**ITEMS**

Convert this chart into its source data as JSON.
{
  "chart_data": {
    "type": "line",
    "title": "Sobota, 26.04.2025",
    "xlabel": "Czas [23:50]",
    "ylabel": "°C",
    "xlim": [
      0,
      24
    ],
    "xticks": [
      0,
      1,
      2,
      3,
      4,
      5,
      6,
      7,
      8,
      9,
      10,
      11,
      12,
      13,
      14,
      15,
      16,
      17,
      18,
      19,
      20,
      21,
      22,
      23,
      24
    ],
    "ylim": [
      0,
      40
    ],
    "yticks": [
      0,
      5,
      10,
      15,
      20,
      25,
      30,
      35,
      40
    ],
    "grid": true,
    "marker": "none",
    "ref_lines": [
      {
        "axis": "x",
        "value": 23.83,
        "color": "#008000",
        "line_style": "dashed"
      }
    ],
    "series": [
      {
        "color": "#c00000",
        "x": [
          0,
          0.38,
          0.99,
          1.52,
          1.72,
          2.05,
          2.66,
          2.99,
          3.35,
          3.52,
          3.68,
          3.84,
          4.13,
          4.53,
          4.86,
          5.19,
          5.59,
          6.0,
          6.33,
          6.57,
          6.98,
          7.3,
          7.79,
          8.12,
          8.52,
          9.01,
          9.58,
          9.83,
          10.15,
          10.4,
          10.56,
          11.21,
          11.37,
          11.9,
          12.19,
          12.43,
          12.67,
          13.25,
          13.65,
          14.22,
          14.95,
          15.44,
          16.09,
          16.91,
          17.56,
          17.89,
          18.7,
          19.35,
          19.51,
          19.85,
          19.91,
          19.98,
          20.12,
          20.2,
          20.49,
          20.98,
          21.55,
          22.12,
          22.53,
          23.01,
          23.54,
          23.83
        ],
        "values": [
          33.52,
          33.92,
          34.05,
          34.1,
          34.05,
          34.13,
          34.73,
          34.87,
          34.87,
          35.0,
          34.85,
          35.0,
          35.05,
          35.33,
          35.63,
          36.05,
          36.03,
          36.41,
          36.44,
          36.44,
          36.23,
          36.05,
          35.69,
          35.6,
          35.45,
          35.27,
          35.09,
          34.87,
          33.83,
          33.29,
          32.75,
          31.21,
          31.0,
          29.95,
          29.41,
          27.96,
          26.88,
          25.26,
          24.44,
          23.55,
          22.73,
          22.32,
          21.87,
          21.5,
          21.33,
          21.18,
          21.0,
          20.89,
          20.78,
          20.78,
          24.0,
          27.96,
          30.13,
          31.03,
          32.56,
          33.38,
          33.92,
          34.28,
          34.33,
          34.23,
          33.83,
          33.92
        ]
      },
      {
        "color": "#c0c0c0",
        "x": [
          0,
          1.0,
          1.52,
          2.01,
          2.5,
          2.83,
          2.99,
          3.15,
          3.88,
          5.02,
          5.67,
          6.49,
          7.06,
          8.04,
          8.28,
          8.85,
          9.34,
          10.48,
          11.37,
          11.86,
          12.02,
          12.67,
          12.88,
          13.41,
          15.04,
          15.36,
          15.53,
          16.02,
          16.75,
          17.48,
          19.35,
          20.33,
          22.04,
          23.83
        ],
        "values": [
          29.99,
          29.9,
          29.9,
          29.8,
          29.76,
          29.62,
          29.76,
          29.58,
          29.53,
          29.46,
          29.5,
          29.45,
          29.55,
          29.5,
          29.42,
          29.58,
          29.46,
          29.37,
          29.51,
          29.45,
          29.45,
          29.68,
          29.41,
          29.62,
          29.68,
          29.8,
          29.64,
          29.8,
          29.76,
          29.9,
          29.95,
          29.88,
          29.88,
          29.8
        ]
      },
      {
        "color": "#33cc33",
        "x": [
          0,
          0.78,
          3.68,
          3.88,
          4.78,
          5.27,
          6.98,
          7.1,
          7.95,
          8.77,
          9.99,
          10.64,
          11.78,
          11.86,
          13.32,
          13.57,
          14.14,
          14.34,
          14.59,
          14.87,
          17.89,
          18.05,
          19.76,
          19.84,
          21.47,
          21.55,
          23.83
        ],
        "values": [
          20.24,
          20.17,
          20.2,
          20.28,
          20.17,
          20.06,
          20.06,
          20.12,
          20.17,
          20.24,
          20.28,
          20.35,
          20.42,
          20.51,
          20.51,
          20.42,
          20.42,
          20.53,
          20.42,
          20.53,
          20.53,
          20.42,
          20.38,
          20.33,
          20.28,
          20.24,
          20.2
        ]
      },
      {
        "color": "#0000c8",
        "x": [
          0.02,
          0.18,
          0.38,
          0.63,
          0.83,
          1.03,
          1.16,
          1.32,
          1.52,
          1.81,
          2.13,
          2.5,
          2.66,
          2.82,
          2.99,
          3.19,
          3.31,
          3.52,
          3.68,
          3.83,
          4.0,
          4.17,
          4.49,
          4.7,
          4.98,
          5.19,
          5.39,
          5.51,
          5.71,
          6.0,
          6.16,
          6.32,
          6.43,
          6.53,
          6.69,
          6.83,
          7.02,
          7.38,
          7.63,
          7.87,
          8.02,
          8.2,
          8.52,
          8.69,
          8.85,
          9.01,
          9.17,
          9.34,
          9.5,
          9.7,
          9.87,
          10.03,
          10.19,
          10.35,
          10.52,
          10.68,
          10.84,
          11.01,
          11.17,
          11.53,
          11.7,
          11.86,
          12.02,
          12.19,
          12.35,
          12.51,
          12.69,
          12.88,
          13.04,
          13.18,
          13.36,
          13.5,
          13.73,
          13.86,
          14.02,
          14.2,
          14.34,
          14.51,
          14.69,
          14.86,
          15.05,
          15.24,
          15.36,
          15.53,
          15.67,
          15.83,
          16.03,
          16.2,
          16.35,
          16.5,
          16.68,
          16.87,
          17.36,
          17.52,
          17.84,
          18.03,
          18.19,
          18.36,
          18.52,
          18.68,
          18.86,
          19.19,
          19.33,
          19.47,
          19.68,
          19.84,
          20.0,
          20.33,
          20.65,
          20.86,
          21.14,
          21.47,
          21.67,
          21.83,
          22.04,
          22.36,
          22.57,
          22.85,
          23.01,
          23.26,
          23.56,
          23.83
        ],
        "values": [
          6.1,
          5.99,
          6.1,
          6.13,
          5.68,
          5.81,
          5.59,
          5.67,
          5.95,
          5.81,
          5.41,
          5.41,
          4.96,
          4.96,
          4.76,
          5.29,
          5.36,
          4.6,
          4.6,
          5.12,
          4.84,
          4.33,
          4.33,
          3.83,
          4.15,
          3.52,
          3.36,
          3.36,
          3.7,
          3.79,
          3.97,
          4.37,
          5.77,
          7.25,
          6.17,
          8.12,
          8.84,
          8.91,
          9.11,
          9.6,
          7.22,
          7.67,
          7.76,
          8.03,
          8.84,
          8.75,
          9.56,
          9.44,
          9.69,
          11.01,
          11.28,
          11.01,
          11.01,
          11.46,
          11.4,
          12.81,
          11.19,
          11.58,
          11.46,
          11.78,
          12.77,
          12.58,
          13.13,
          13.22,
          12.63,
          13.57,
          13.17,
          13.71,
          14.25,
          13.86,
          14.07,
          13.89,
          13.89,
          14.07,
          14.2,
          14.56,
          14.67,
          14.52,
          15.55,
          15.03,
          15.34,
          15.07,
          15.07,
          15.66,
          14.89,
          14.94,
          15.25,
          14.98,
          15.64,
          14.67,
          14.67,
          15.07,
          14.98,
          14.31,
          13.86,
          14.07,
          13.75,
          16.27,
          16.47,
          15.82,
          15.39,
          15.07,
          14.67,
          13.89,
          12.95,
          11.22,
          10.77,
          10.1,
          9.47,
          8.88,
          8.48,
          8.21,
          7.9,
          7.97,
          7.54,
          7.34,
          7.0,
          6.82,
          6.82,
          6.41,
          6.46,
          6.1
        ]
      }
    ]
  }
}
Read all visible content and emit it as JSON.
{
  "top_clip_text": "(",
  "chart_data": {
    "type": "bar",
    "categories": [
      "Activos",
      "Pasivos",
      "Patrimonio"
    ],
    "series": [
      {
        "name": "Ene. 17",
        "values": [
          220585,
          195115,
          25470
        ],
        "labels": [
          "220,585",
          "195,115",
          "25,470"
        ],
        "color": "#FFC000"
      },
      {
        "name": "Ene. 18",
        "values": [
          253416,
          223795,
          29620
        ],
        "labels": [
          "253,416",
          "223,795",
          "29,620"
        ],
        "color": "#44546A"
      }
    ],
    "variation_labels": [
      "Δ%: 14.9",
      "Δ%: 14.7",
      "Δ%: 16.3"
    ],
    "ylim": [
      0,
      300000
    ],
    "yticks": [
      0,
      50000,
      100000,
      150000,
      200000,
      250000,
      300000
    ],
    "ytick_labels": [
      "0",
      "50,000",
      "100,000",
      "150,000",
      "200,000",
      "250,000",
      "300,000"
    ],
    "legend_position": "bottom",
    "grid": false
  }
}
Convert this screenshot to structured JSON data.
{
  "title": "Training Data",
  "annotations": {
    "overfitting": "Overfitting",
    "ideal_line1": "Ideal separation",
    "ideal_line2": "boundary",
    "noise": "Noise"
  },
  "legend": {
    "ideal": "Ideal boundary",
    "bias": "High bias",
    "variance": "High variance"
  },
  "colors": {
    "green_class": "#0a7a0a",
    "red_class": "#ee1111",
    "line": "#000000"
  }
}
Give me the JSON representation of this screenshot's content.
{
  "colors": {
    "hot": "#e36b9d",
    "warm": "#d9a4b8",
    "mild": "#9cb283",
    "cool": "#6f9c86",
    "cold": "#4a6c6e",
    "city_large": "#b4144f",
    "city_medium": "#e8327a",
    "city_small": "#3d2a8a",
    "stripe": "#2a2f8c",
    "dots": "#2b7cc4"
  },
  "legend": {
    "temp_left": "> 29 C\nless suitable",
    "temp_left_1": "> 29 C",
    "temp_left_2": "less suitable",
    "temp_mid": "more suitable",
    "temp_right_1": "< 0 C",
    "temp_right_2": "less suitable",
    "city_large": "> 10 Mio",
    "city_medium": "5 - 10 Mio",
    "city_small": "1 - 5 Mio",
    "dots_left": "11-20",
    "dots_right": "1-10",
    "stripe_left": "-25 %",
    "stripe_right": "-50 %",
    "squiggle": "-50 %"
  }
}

**WHAT YOU SHOULD DO**
Give back exactly the lines beginning at the one with "Give me the" and ending at the final line of the material; both boundary lines belong in it.

**CORRECT OUTPUT**
Give me the JSON representation of this screenshot's content.
{
  "colors": {
    "hot": "#e36b9d",
    "warm": "#d9a4b8",
    "mild": "#9cb283",
    "cool": "#6f9c86",
    "cold": "#4a6c6e",
    "city_large": "#b4144f",
    "city_medium": "#e8327a",
    "city_small": "#3d2a8a",
    "stripe": "#2a2f8c",
    "dots": "#2b7cc4"
  },
  "legend": {
    "temp_left": "> 29 C\nless suitable",
    "temp_left_1": "> 29 C",
    "temp_left_2": "less suitable",
    "temp_mid": "more suitable",
    "temp_right_1": "< 0 C",
    "temp_right_2": "less suitable",
    "city_large": "> 10 Mio",
    "city_medium": "5 - 10 Mio",
    "city_small": "1 - 5 Mio",
    "dots_left": "11-20",
    "dots_right": "1-10",
    "stripe_left": "-25 %",
    "stripe_right": "-50 %",
    "squiggle": "-50 %"
  }
}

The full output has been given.